Je trouve extraordinaire le nombre de gens avec qui j'ai eu envie de faire l'amour, même des gens que je connais depuis un certain temps, avec lesquels il ne me serait pas venu l'idée de faire l'amour auparavant ; et le désir des caresses des femmes, de leur faire des caresses, cela je ne l'avais jamais éprouvé et cela m'a bouleversée.
Une chose qui m'a étonnée énormément, c'est de ne pas sentir le fossé entre "génération" que ce soit dans les discussions générales, ou par groupes, ou à l'atelier "jeu dramatique", ou partout ailleurs. C'est très chouette quand on a quarante ans de se sentir accepté dans sa totalité, d'une façon naturelle, par des jeunes de vingt,vingt-cinq ans, et c'est très chouette aussi de sentir que l'on parle un langage qui ne tient pas compte de la différence d'âge et d'expérience.
#####
CONSIGNE 1
Présentez sous forme de liste numérotée les lignes des enregistrements, sans les lignes vides : commencez à la ligne qui contient "legend-pager: 1/4 [1503,721,1600,747]" et arrêtez-vous après celle qui contient "legend-label-7: 新宙邦 [1263,722,1332,748]".

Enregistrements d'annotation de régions
#####
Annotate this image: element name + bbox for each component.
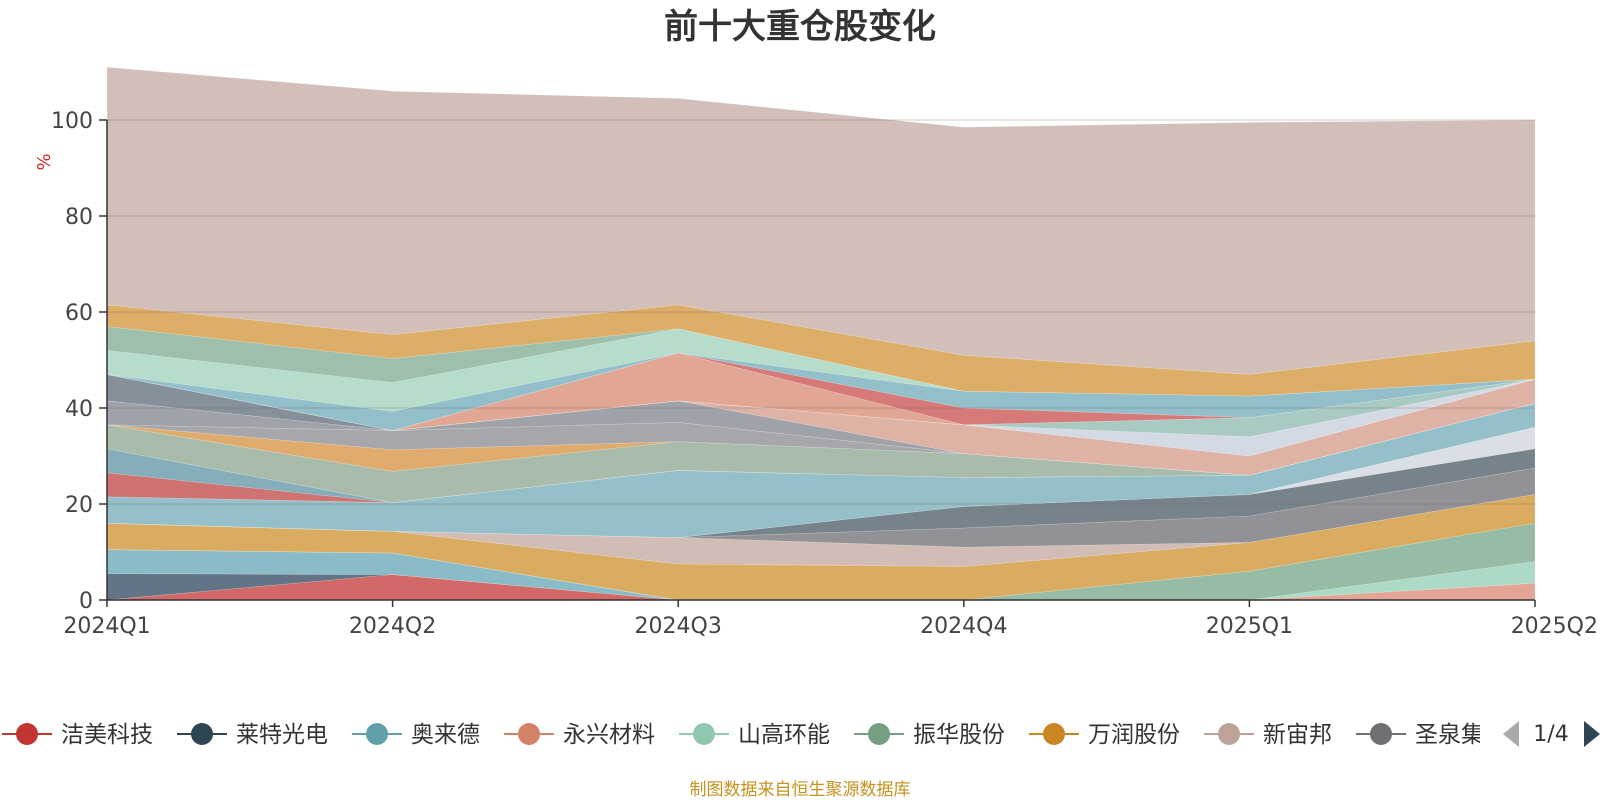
legend-pager: 1/4 [1503,721,1600,747]
legend-label-3: 永兴材料 [563,722,655,748]
y-tick-label-4: 80 [65,205,93,230]
legend-label-0: 洁美科技 [61,722,153,748]
chart-title: 前十大重仓股变化 [664,7,936,47]
plot-area [106,66,1536,601]
x-tick-label-4: 2025Q1 [1206,614,1293,639]
legend-marker-7 [1218,723,1240,745]
x-tick-label-5: 2025Q2 [1511,614,1598,639]
legend-label-8: 圣泉集团 [1415,722,1507,748]
legend-marker-0 [16,723,38,745]
legend-marker-1 [191,723,213,745]
y-tick-label-2: 40 [65,397,93,422]
legend-page-label: 1/4 [1533,722,1568,747]
legend-item-5[interactable]: 振华股份 [854,722,1005,748]
legend-item-1[interactable]: 莱特光电 [177,722,328,748]
legend-marker-3 [518,723,540,745]
area-series-9 [106,448,1536,538]
legend-label-7: 新宙邦 [1263,722,1332,748]
legend-marker-4 [693,723,715,745]
legend-label-6: 万润股份 [1088,722,1180,748]
legend-item-3[interactable]: 永兴材料 [504,722,655,748]
grid-lines [107,119,1535,505]
triangle-right-icon[interactable] [1584,721,1600,747]
area-series-18 [106,378,1536,476]
legend-label-5: 振华股份 [913,722,1005,748]
legend-item-4[interactable]: 山高环能 [679,722,830,748]
area-series-10 [106,426,1536,538]
x-tick-label-1: 2024Q2 [349,614,436,639]
y-tick-label-5: 100 [51,109,93,134]
legend-marker-6 [1043,723,1065,745]
legend-item-8[interactable]: 圣泉集团 [1356,722,1507,748]
y-axis-unit-label: % [34,153,55,170]
y-tick-label-3: 60 [65,301,93,326]
legend-item-0[interactable]: 洁美科技 [2,722,153,748]
legend-label-2: 奥来德 [411,722,480,748]
legend-item-7[interactable]: 新宙邦 [1204,722,1332,748]
x-tick-label-3: 2024Q4 [920,614,1007,639]
data-source-note: 制图数据来自恒生聚源数据库 [690,780,911,800]
triangle-left-icon[interactable] [1503,721,1519,747]
x-axis-ticks: 2024Q1 2024Q2 2024Q3 2024Q4 2025Q1 2025Q2 [63,600,1598,639]
y-axis-ticks: 0 20 40 60 80 100 [51,109,107,614]
axes [106,120,1535,601]
legend-item-2[interactable]: 奥来德 [352,722,480,748]
legend-label-1: 莱特光电 [236,722,328,748]
legend-marker-8 [1370,723,1392,745]
y-tick-label-1: 20 [65,493,93,518]
x-tick-label-2: 2024Q3 [635,614,722,639]
y-tick-label-0: 0 [79,589,93,614]
legend-marker-2 [366,723,388,745]
legend-item-6[interactable]: 万润股份 [1029,722,1180,748]
legend-label-4: 山高环能 [738,722,830,748]
area-series-28 [106,66,1536,375]
area-series-8 [106,467,1536,548]
x-tick-label-0: 2024Q1 [63,614,150,639]
legend: 洁美科技 莱特光电 奥来德 永兴材料 山高环能 振华股份 万润股份 新宙邦 圣泉集团 [2,722,1507,748]
legend-marker-5 [868,723,890,745]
#####
CONSIGNE 2
Indiquez si chacune des affirmations suivantes concorde avec le texte cité, en répondant par oui ou par non et en citant textuellement les mots qui tranchent. (a) Le texte affirme qu'un fossé entre générations s'est fait sentir dans les discussions. (b) Le désir de caresser des femmes y est présenté comme une chose déjà éprouvée auparavant. (c) Les jeunes mentionnés ont de vingt à vingt-cinq ans.

RÉPONSE 1
1. legend-pager: 1/4 [1503,721,1600,747]
2. legend-label-3: 永兴材料 [563,722,655,748]
3. y-tick-label-4: 80 [65,205,93,230]
4. legend-label-0: 洁美科技 [61,722,153,748]
5. chart-title: 前十大重仓股变化 [664,7,936,47]
6. plot-area [106,66,1536,601]
7. x-tick-label-4: 2025Q1 [1206,614,1293,639]
8. legend-marker-7 [1218,723,1240,745]
9. x-tick-label-5: 2025Q2 [1511,614,1598,639]
10. legend-label-8: 圣泉集团 [1415,722,1507,748]
11. legend-marker-0 [16,723,38,745]
12. legend-marker-1 [191,723,213,745]
13. y-tick-label-2: 40 [65,397,93,422]
14. legend-page-label: 1/4 [1533,722,1568,747]
15. legend-item-5[interactable]: 振华股份 [854,722,1005,748]
16. legend-item-1[interactable]: 莱特光电 [177,722,328,748]
17. legend-marker-3 [518,723,540,745]
18. area-series-9 [106,448,1536,538]
19. legend-label-7: 新宙邦 [1263,722,1332,748]

RÉPONSE 2
(a) Non : « c'est de ne pas sentir le fossé entre "génération" ».
(b) Non : « cela je ne l'avais jamais éprouvé ».
(c) Oui : « par des jeunes de vingt,vingt-cinq ans ».